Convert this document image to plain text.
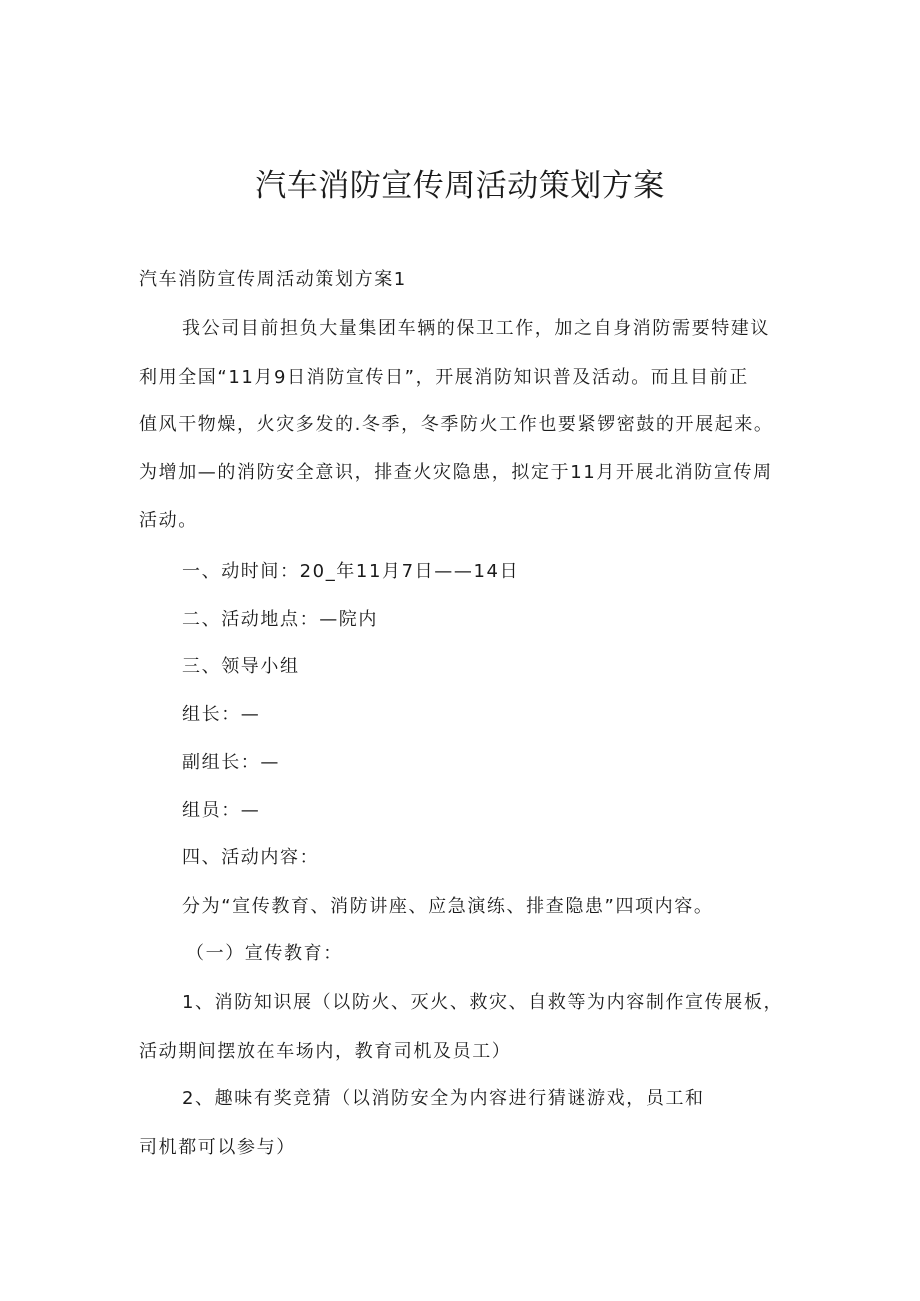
汽车消防宣传周活动策划方案
汽车消防宣传周活动策划方案1
我公司目前担负大量集团车辆的保卫工作，加之自身消防需要特建议
利用全国“11月9日消防宣传日”，开展消防知识普及活动。而且目前正
值风干物燥，火灾多发的.冬季，冬季防火工作也要紧锣密鼓的开展起来。
为增加—的消防安全意识，排查火灾隐患，拟定于11月开展北消防宣传周
活动。
一、动时间：20_年11月7日——14日
二、活动地点：—院内
三、领导小组
组长：—
副组长：—
组员：—
四、活动内容：
分为“宣传教育、消防讲座、应急演练、排查隐患”四项内容。
（一）宣传教育：
1、消防知识展（以防火、灭火、救灾、自救等为内容制作宣传展板，
活动期间摆放在车场内，教育司机及员工）
2、趣味有奖竞猜（以消防安全为内容进行猜谜游戏，员工和
司机都可以参与）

§ **YOUR INSTRUCTIONS**
Leave out the pictures and print every line of the data exactly.

§ **SOLUTION TO THE EXERCISE**
Convert this document image to plain text.
汽车消防宣传周活动策划方案
汽车消防宣传周活动策划方案1
我公司目前担负大量集团车辆的保卫工作，加之自身消防需要特建议
利用全国“11月9日消防宣传日”，开展消防知识普及活动。而且目前正
值风干物燥，火灾多发的.冬季，冬季防火工作也要紧锣密鼓的开展起来。
为增加—的消防安全意识，排查火灾隐患，拟定于11月开展北消防宣传周
活动。
一、动时间：20_年11月7日——14日
二、活动地点：—院内
三、领导小组
组长：—
副组长：—
组员：—
四、活动内容：
分为“宣传教育、消防讲座、应急演练、排查隐患”四项内容。
（一）宣传教育：
1、消防知识展（以防火、灭火、救灾、自救等为内容制作宣传展板，
活动期间摆放在车场内，教育司机及员工）
2、趣味有奖竞猜（以消防安全为内容进行猜谜游戏，员工和
司机都可以参与）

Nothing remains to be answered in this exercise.